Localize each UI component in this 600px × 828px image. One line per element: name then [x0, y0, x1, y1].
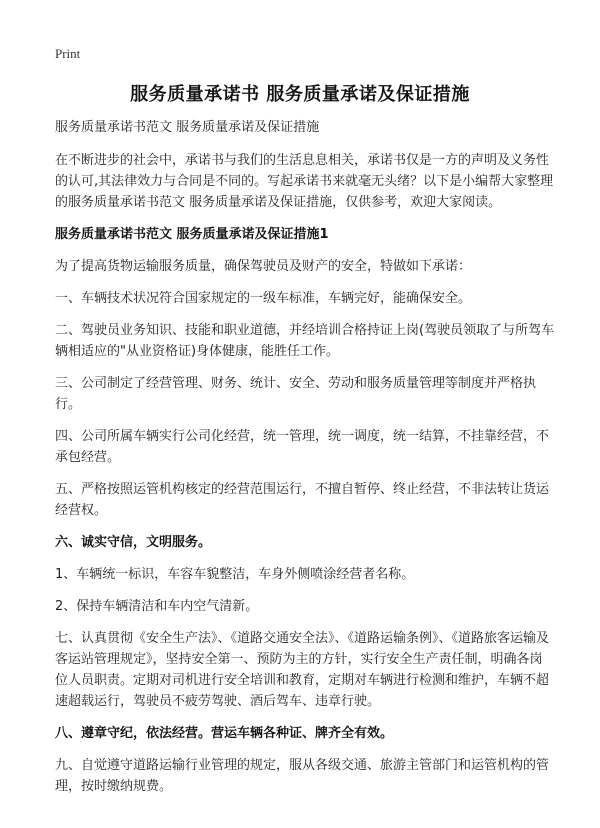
commitment-item-1: 一、车辆技术状况符合国家规定的一级车标准，车辆完好，能确保安全。: [55, 291, 472, 306]
commitment-item-2: 二、驾驶员业务知识、技能和职业道德，并经培训合格持证上岗(驾驶员领取了与所驾车辆相适应的"从业资格证)身体健康，能胜任工作。: [55, 323, 555, 359]
commitment-item-7: 七、认真贯彻《安全生产法》、《道路交通安全法》、《道路运输条例》、《道路旅客运输及客运站管理规定》，坚持安全第一、预防为主的方针，实行安全生产责任制，明确各岗位人员职责。定期对司机进行安全培训和教育，定期对车辆进行检测和维护，车辆不超速超载运行，驾驶员不疲劳驾驶、酒后驾车、违章行驶。: [55, 631, 550, 709]
print-link[interactable]: Print: [55, 46, 81, 61]
commitment-item-9: 九、自觉遵守道路运输行业管理的规定，服从各级交通、旅游主管部门和运管机构的管理，按时缴纳规费。: [55, 758, 550, 794]
section-heading: 服务质量承诺书范文 服务质量承诺及保证措施1: [55, 227, 329, 242]
document-subtitle: 服务质量承诺书范文 服务质量承诺及保证措施: [55, 120, 320, 135]
commitment-heading-6: 六、诚实守信，文明服务。: [55, 535, 212, 550]
commitment-item-5: 五、严格按照运管机构核定的经营范围运行，不擅自暂停、终止经营，不非法转让货运经营权。: [55, 482, 550, 518]
commitment-item-3: 三、公司制定了经营管理、财务、统计、安全、劳动和服务质量管理等制度并严格执行。: [55, 376, 537, 412]
page-title: 服务质量承诺书 服务质量承诺及保证措施: [130, 84, 470, 105]
commitment-subitem-6-2: 2、保持车辆清洁和车内空气清新。: [55, 599, 259, 614]
commitment-heading-8: 八、遵章守纪，依法经营。营运车辆各种证、牌齐全有效。: [55, 726, 394, 741]
document-body: [55, 117, 555, 808]
lead-paragraph: 为了提高货物运输服务质量，确保驾驶员及财产的安全，特做如下承诺：: [55, 259, 472, 274]
intro-paragraph: 在不断进步的社会中，承诺书与我们的生活息息相关，承诺书仅是一方的声明及义务性的认可,其法律效力与合同是不同的。写起承诺书来就毫无头绪？以下是小编帮大家整理的服务质量承诺书范文 服务质量承诺及保证措施，仅供参考，欢迎大家阅读。: [55, 153, 554, 210]
commitment-item-4: 四、公司所属车辆实行公司化经营，统一管理，统一调度，统一结算，不挂靠经营，不承包经营。: [55, 429, 550, 465]
commitment-subitem-6-1: 1、车辆统一标识，车容车貌整洁，车身外侧喷涂经营者名称。: [55, 567, 415, 582]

○ ○ ○ ○

■ **Problem statement**
Pick out each line in the entries above that contains the string "subitem", and copy those lines.

■ **Solution to the problem**
commitment-subitem-6-2: 2、保持车辆清洁和车内空气清新。: [55, 599, 259, 614]
commitment-subitem-6-1: 1、车辆统一标识，车容车貌整洁，车身外侧喷涂经营者名称。: [55, 567, 415, 582]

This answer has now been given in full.